# [What is expected]
State only how many lines contain the string "this".

______

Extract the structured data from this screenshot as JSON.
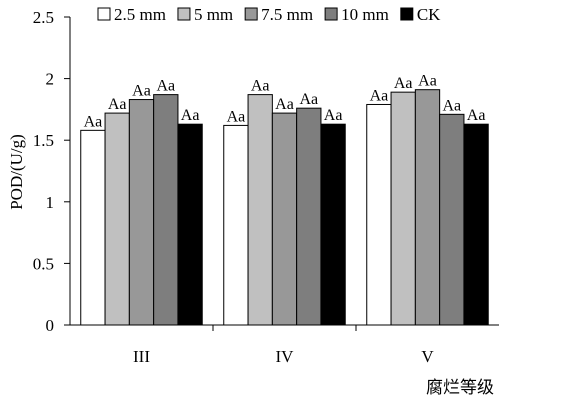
{
  "chart_data": {
    "type": "bar",
    "categories": [
      "III",
      "IV",
      "V"
    ],
    "series": [
      {
        "name": "2.5 mm",
        "color": "#ffffff",
        "values": [
          1.58,
          1.62,
          1.79
        ],
        "labels": [
          "Aa",
          "Aa",
          "Aa"
        ]
      },
      {
        "name": "5 mm",
        "color": "#c0c0c0",
        "values": [
          1.72,
          1.87,
          1.89
        ],
        "labels": [
          "Aa",
          "Aa",
          "Aa"
        ]
      },
      {
        "name": "7.5 mm",
        "color": "#989898",
        "values": [
          1.83,
          1.72,
          1.91
        ],
        "labels": [
          "Aa",
          "Aa",
          "Aa"
        ]
      },
      {
        "name": "10 mm",
        "color": "#7e7e7e",
        "values": [
          1.87,
          1.76,
          1.71
        ],
        "labels": [
          "Aa",
          "Aa",
          "Aa"
        ]
      },
      {
        "name": "CK",
        "color": "#000000",
        "values": [
          1.63,
          1.63,
          1.63
        ],
        "labels": [
          "Aa",
          "Aa",
          "Aa"
        ]
      }
    ],
    "ylabel": "POD/(U/g)",
    "xlabel": "腐烂等级",
    "ylim": [
      0,
      2.5
    ],
    "yticks": [
      {
        "value": 0,
        "label": "0"
      },
      {
        "value": 0.5,
        "label": "0.5"
      },
      {
        "value": 1,
        "label": "1"
      },
      {
        "value": 1.5,
        "label": "1.5"
      },
      {
        "value": 2,
        "label": "2"
      },
      {
        "value": 2.5,
        "label": "2.5"
      }
    ],
    "grid": false,
    "legend_position": "top"
  }
}
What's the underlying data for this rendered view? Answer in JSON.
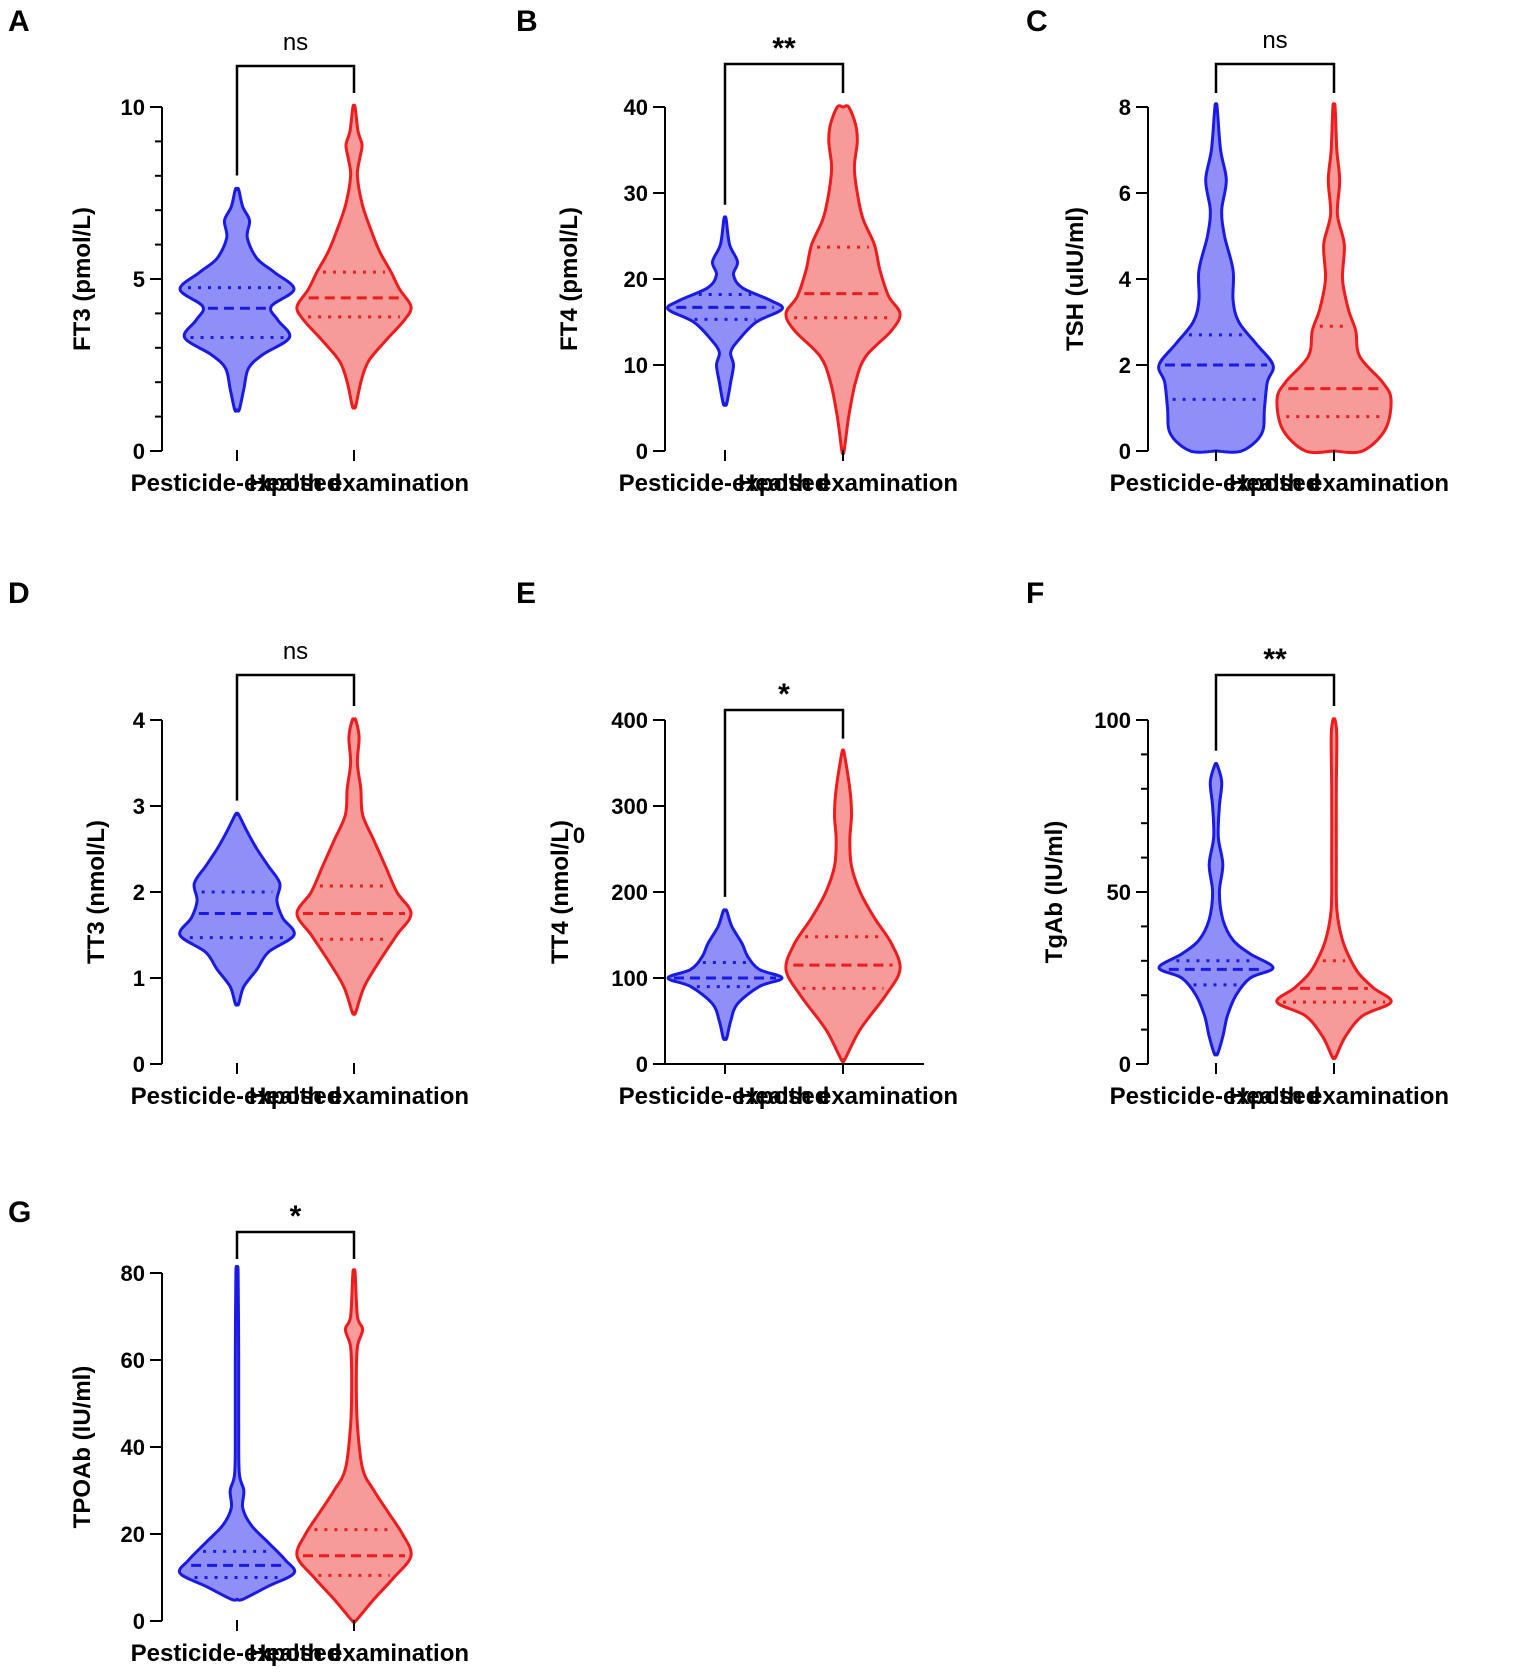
{
  "colors": {
    "pesticide_fill": "#8f8ff7",
    "pesticide_line": "#1a1ae6",
    "health_fill": "#f79a9a",
    "health_line": "#ee1c1c",
    "axis": "#000000"
  },
  "stray_text": "0",
  "chart_data": [
    {
      "panel": "A",
      "type": "violin",
      "ylabel": "FT3 (pmol/L)",
      "ylim": [
        0,
        10
      ],
      "yticks": [
        0,
        5,
        10
      ],
      "yticks_labels": [
        "0",
        "5",
        "10"
      ],
      "minor_tick_step": 1,
      "categories": [
        "Pesticide-exposed",
        "Health examination"
      ],
      "significance": "ns",
      "series": [
        {
          "name": "Pesticide-exposed",
          "min": 1.2,
          "max": 7.6,
          "median": 4.15,
          "q1": 3.3,
          "q3": 4.75,
          "profile": [
            [
              1.2,
              0.04
            ],
            [
              1.8,
              0.12
            ],
            [
              2.4,
              0.2
            ],
            [
              2.8,
              0.45
            ],
            [
              3.3,
              0.92
            ],
            [
              3.8,
              0.72
            ],
            [
              4.2,
              0.6
            ],
            [
              4.7,
              1.0
            ],
            [
              5.2,
              0.65
            ],
            [
              5.6,
              0.35
            ],
            [
              6.2,
              0.18
            ],
            [
              6.7,
              0.22
            ],
            [
              7.1,
              0.1
            ],
            [
              7.6,
              0.03
            ]
          ]
        },
        {
          "name": "Health examination",
          "min": 1.3,
          "max": 10,
          "median": 4.45,
          "q1": 3.9,
          "q3": 5.2,
          "profile": [
            [
              1.3,
              0.03
            ],
            [
              2.0,
              0.12
            ],
            [
              2.6,
              0.25
            ],
            [
              3.2,
              0.55
            ],
            [
              3.8,
              0.88
            ],
            [
              4.2,
              1.0
            ],
            [
              4.7,
              0.8
            ],
            [
              5.2,
              0.65
            ],
            [
              5.8,
              0.45
            ],
            [
              6.5,
              0.28
            ],
            [
              7.2,
              0.14
            ],
            [
              8.0,
              0.06
            ],
            [
              8.5,
              0.1
            ],
            [
              8.9,
              0.14
            ],
            [
              9.3,
              0.07
            ],
            [
              10.0,
              0.02
            ]
          ]
        }
      ]
    },
    {
      "panel": "B",
      "type": "violin",
      "ylabel": "FT4 (pmol/L)",
      "ylim": [
        0,
        40
      ],
      "yticks": [
        0,
        10,
        20,
        30,
        40
      ],
      "yticks_labels": [
        "0",
        "10",
        "20",
        "30",
        "40"
      ],
      "categories": [
        "Pesticide-exposed",
        "Health examination"
      ],
      "significance": "**",
      "series": [
        {
          "name": "Pesticide-exposed",
          "min": 5.5,
          "max": 27,
          "median": 16.7,
          "q1": 15.3,
          "q3": 18.2,
          "profile": [
            [
              5.5,
              0.03
            ],
            [
              8,
              0.1
            ],
            [
              10,
              0.15
            ],
            [
              11.5,
              0.1
            ],
            [
              13,
              0.25
            ],
            [
              15,
              0.55
            ],
            [
              16.5,
              1.0
            ],
            [
              17.5,
              0.8
            ],
            [
              19,
              0.3
            ],
            [
              20.5,
              0.15
            ],
            [
              22,
              0.22
            ],
            [
              24,
              0.08
            ],
            [
              27,
              0.02
            ]
          ]
        },
        {
          "name": "Health examination",
          "min": 0,
          "max": 40,
          "median": 18.3,
          "q1": 15.5,
          "q3": 23.7,
          "profile": [
            [
              0,
              0.02
            ],
            [
              4,
              0.1
            ],
            [
              8,
              0.22
            ],
            [
              11,
              0.4
            ],
            [
              14,
              0.85
            ],
            [
              16,
              1.0
            ],
            [
              18,
              0.8
            ],
            [
              21,
              0.65
            ],
            [
              24,
              0.55
            ],
            [
              27,
              0.35
            ],
            [
              30,
              0.25
            ],
            [
              33,
              0.2
            ],
            [
              36,
              0.25
            ],
            [
              38,
              0.22
            ],
            [
              40,
              0.1
            ]
          ]
        }
      ]
    },
    {
      "panel": "C",
      "type": "violin",
      "ylabel": "TSH (uIU/ml)",
      "ylim": [
        0,
        8
      ],
      "yticks": [
        0,
        2,
        4,
        6,
        8
      ],
      "yticks_labels": [
        "0",
        "2",
        "4",
        "6",
        "8"
      ],
      "categories": [
        "Pesticide-exposed",
        "Health examination"
      ],
      "significance": "ns",
      "series": [
        {
          "name": "Pesticide-exposed",
          "min": 0,
          "max": 8,
          "median": 2.0,
          "q1": 1.2,
          "q3": 2.7,
          "profile": [
            [
              0,
              0.45
            ],
            [
              0.4,
              0.8
            ],
            [
              1.0,
              0.85
            ],
            [
              1.6,
              0.9
            ],
            [
              2.0,
              1.0
            ],
            [
              2.5,
              0.7
            ],
            [
              3.0,
              0.4
            ],
            [
              3.5,
              0.3
            ],
            [
              4.2,
              0.3
            ],
            [
              5.0,
              0.15
            ],
            [
              5.6,
              0.1
            ],
            [
              6.3,
              0.18
            ],
            [
              7.0,
              0.08
            ],
            [
              8.0,
              0.02
            ]
          ]
        },
        {
          "name": "Health examination",
          "min": 0,
          "max": 8,
          "median": 1.45,
          "q1": 0.8,
          "q3": 2.9,
          "profile": [
            [
              0,
              0.5
            ],
            [
              0.5,
              0.9
            ],
            [
              1.2,
              1.0
            ],
            [
              1.6,
              0.85
            ],
            [
              2.2,
              0.45
            ],
            [
              2.8,
              0.38
            ],
            [
              3.3,
              0.25
            ],
            [
              4.0,
              0.15
            ],
            [
              4.8,
              0.18
            ],
            [
              5.5,
              0.06
            ],
            [
              6.3,
              0.1
            ],
            [
              7.0,
              0.05
            ],
            [
              8.0,
              0.02
            ]
          ]
        }
      ]
    },
    {
      "panel": "D",
      "type": "violin",
      "ylabel": "TT3 (nmol/L)",
      "ylim": [
        0,
        4
      ],
      "yticks": [
        0,
        1,
        2,
        3,
        4
      ],
      "yticks_labels": [
        "0",
        "1",
        "2",
        "3",
        "4"
      ],
      "categories": [
        "Pesticide-exposed",
        "Health examination"
      ],
      "significance": "ns",
      "series": [
        {
          "name": "Pesticide-exposed",
          "min": 0.7,
          "max": 2.9,
          "median": 1.75,
          "q1": 1.47,
          "q3": 2.0,
          "profile": [
            [
              0.7,
              0.03
            ],
            [
              0.9,
              0.12
            ],
            [
              1.1,
              0.35
            ],
            [
              1.3,
              0.55
            ],
            [
              1.5,
              1.0
            ],
            [
              1.7,
              0.8
            ],
            [
              1.9,
              0.7
            ],
            [
              2.1,
              0.75
            ],
            [
              2.3,
              0.55
            ],
            [
              2.5,
              0.35
            ],
            [
              2.7,
              0.18
            ],
            [
              2.9,
              0.03
            ]
          ]
        },
        {
          "name": "Health examination",
          "min": 0.6,
          "max": 4.0,
          "median": 1.75,
          "q1": 1.45,
          "q3": 2.07,
          "profile": [
            [
              0.6,
              0.03
            ],
            [
              0.9,
              0.18
            ],
            [
              1.2,
              0.45
            ],
            [
              1.5,
              0.75
            ],
            [
              1.75,
              1.0
            ],
            [
              2.0,
              0.75
            ],
            [
              2.3,
              0.55
            ],
            [
              2.6,
              0.35
            ],
            [
              2.9,
              0.15
            ],
            [
              3.2,
              0.12
            ],
            [
              3.5,
              0.06
            ],
            [
              3.8,
              0.09
            ],
            [
              4.0,
              0.03
            ]
          ]
        }
      ]
    },
    {
      "panel": "E",
      "type": "violin",
      "ylabel": "TT4 (nmol/L)",
      "ylim": [
        0,
        400
      ],
      "yticks": [
        0,
        100,
        200,
        300,
        400
      ],
      "yticks_labels": [
        "0",
        "100",
        "200",
        "300",
        "400"
      ],
      "categories": [
        "Pesticide-exposed",
        "Health examination"
      ],
      "significance": "*",
      "series": [
        {
          "name": "Pesticide-exposed",
          "min": 30,
          "max": 178,
          "median": 100,
          "q1": 90,
          "q3": 118,
          "profile": [
            [
              30,
              0.03
            ],
            [
              50,
              0.1
            ],
            [
              70,
              0.22
            ],
            [
              90,
              0.6
            ],
            [
              100,
              1.0
            ],
            [
              110,
              0.6
            ],
            [
              125,
              0.4
            ],
            [
              140,
              0.3
            ],
            [
              160,
              0.12
            ],
            [
              178,
              0.03
            ]
          ]
        },
        {
          "name": "Health examination",
          "min": 5,
          "max": 362,
          "median": 115,
          "q1": 88,
          "q3": 148,
          "profile": [
            [
              5,
              0.03
            ],
            [
              40,
              0.3
            ],
            [
              80,
              0.75
            ],
            [
              110,
              1.0
            ],
            [
              140,
              0.85
            ],
            [
              170,
              0.55
            ],
            [
              200,
              0.3
            ],
            [
              230,
              0.15
            ],
            [
              260,
              0.12
            ],
            [
              290,
              0.15
            ],
            [
              320,
              0.12
            ],
            [
              362,
              0.02
            ]
          ]
        }
      ]
    },
    {
      "panel": "F",
      "type": "violin",
      "ylabel": "TgAb (IU/ml)",
      "ylim": [
        0,
        100
      ],
      "yticks": [
        0,
        50,
        100
      ],
      "yticks_labels": [
        "0",
        "50",
        "100"
      ],
      "minor_tick_step": 10,
      "categories": [
        "Pesticide-exposed",
        "Health examination"
      ],
      "significance": "**",
      "series": [
        {
          "name": "Pesticide-exposed",
          "min": 3,
          "max": 87,
          "median": 27.5,
          "q1": 23,
          "q3": 30,
          "profile": [
            [
              3,
              0.03
            ],
            [
              8,
              0.12
            ],
            [
              14,
              0.2
            ],
            [
              20,
              0.35
            ],
            [
              25,
              0.6
            ],
            [
              28,
              1.0
            ],
            [
              32,
              0.6
            ],
            [
              36,
              0.3
            ],
            [
              42,
              0.12
            ],
            [
              50,
              0.06
            ],
            [
              58,
              0.12
            ],
            [
              66,
              0.04
            ],
            [
              75,
              0.06
            ],
            [
              82,
              0.1
            ],
            [
              87,
              0.02
            ]
          ]
        },
        {
          "name": "Health examination",
          "min": 2,
          "max": 100,
          "median": 22,
          "q1": 18,
          "q3": 30,
          "profile": [
            [
              2,
              0.03
            ],
            [
              8,
              0.2
            ],
            [
              14,
              0.5
            ],
            [
              18,
              1.0
            ],
            [
              22,
              0.7
            ],
            [
              26,
              0.45
            ],
            [
              30,
              0.3
            ],
            [
              36,
              0.15
            ],
            [
              45,
              0.05
            ],
            [
              60,
              0.04
            ],
            [
              80,
              0.04
            ],
            [
              95,
              0.05
            ],
            [
              100,
              0.02
            ]
          ]
        }
      ]
    },
    {
      "panel": "G",
      "type": "violin",
      "ylabel": "TPOAb (IU/ml)",
      "ylim": [
        0,
        80
      ],
      "yticks": [
        0,
        20,
        40,
        60,
        80
      ],
      "yticks_labels": [
        "0",
        "20",
        "40",
        "60",
        "80"
      ],
      "categories": [
        "Pesticide-exposed",
        "Health examination"
      ],
      "significance": "*",
      "series": [
        {
          "name": "Pesticide-exposed",
          "min": 5,
          "max": 80,
          "median": 12.8,
          "q1": 10,
          "q3": 16,
          "profile": [
            [
              5,
              0.1
            ],
            [
              8,
              0.55
            ],
            [
              11,
              1.0
            ],
            [
              14,
              0.85
            ],
            [
              18,
              0.55
            ],
            [
              22,
              0.25
            ],
            [
              26,
              0.1
            ],
            [
              30,
              0.12
            ],
            [
              34,
              0.04
            ],
            [
              45,
              0.03
            ],
            [
              60,
              0.03
            ],
            [
              80,
              0.02
            ]
          ]
        },
        {
          "name": "Health examination",
          "min": 0,
          "max": 80,
          "median": 15,
          "q1": 10.5,
          "q3": 21,
          "profile": [
            [
              0,
              0.03
            ],
            [
              5,
              0.35
            ],
            [
              10,
              0.7
            ],
            [
              15,
              1.0
            ],
            [
              20,
              0.85
            ],
            [
              25,
              0.6
            ],
            [
              30,
              0.35
            ],
            [
              35,
              0.15
            ],
            [
              45,
              0.06
            ],
            [
              55,
              0.04
            ],
            [
              63,
              0.06
            ],
            [
              67,
              0.15
            ],
            [
              70,
              0.06
            ],
            [
              80,
              0.02
            ]
          ]
        }
      ]
    }
  ]
}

______

# [The solution]
2